[Data items]
## Begin

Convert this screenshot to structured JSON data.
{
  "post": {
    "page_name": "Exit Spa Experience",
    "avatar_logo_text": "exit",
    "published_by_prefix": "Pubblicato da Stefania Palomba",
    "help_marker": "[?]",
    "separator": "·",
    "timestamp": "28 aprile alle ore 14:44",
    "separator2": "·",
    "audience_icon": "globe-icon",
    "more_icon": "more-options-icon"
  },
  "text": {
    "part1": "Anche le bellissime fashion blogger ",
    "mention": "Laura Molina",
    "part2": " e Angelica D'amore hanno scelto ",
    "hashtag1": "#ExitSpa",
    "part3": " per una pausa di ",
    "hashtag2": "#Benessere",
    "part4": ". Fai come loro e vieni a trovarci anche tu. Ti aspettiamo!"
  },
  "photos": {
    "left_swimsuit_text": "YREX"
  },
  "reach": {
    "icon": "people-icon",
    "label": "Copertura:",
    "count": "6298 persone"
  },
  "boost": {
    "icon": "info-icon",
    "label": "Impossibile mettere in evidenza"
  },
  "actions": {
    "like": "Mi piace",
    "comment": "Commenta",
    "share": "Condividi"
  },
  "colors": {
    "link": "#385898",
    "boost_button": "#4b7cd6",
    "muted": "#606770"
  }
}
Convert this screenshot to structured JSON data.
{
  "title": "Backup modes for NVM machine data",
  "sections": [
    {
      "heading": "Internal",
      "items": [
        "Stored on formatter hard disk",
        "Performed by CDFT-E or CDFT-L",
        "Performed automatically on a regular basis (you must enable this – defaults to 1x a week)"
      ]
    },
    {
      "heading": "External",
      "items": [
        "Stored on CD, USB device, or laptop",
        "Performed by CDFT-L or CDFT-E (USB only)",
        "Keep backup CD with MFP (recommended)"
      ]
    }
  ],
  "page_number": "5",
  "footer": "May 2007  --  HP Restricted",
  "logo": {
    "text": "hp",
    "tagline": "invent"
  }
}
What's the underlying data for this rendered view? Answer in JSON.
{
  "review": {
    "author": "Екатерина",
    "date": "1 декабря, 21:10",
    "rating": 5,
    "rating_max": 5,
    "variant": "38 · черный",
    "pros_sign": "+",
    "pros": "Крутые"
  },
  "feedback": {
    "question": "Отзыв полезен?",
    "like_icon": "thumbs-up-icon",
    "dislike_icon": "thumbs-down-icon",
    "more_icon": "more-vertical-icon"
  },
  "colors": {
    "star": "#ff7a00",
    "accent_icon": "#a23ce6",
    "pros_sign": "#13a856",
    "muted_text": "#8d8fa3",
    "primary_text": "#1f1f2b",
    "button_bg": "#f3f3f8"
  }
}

## End

-- Given instruction --
Pull out all lines from the listing that contain the string "Stored".

-- Response for this exercise --
        "Stored on formatter hard disk",
        "Stored on CD, USB device, or laptop",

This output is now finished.